### Aim
Return the records exactly as they are.

### Supplied entries

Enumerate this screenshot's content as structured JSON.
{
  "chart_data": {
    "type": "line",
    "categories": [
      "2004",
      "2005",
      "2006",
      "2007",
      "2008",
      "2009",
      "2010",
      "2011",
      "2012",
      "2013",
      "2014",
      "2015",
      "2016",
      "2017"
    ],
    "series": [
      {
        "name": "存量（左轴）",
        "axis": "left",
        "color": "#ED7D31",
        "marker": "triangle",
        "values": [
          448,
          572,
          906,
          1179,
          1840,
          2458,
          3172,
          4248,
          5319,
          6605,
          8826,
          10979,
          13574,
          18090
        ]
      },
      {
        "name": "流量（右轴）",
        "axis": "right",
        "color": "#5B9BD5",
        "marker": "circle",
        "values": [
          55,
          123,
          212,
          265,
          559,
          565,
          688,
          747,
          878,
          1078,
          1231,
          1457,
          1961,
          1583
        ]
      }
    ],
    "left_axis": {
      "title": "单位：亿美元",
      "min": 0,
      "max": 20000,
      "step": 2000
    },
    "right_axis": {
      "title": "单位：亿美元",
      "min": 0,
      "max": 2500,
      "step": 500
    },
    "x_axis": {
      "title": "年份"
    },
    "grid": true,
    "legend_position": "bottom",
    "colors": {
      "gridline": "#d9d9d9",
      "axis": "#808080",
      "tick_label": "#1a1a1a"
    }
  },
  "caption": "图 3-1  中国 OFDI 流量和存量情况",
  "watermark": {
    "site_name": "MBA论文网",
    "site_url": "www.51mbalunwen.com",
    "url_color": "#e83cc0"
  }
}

### Output below
Enumerate this screenshot's content as structured JSON.
{
  "chart_data": {
    "type": "line",
    "categories": [
      "2004",
      "2005",
      "2006",
      "2007",
      "2008",
      "2009",
      "2010",
      "2011",
      "2012",
      "2013",
      "2014",
      "2015",
      "2016",
      "2017"
    ],
    "series": [
      {
        "name": "存量（左轴）",
        "axis": "left",
        "color": "#ED7D31",
        "marker": "triangle",
        "values": [
          448,
          572,
          906,
          1179,
          1840,
          2458,
          3172,
          4248,
          5319,
          6605,
          8826,
          10979,
          13574,
          18090
        ]
      },
      {
        "name": "流量（右轴）",
        "axis": "right",
        "color": "#5B9BD5",
        "marker": "circle",
        "values": [
          55,
          123,
          212,
          265,
          559,
          565,
          688,
          747,
          878,
          1078,
          1231,
          1457,
          1961,
          1583
        ]
      }
    ],
    "left_axis": {
      "title": "单位：亿美元",
      "min": 0,
      "max": 20000,
      "step": 2000
    },
    "right_axis": {
      "title": "单位：亿美元",
      "min": 0,
      "max": 2500,
      "step": 500
    },
    "x_axis": {
      "title": "年份"
    },
    "grid": true,
    "legend_position": "bottom",
    "colors": {
      "gridline": "#d9d9d9",
      "axis": "#808080",
      "tick_label": "#1a1a1a"
    }
  },
  "caption": "图 3-1  中国 OFDI 流量和存量情况",
  "watermark": {
    "site_name": "MBA论文网",
    "site_url": "www.51mbalunwen.com",
    "url_color": "#e83cc0"
  }
}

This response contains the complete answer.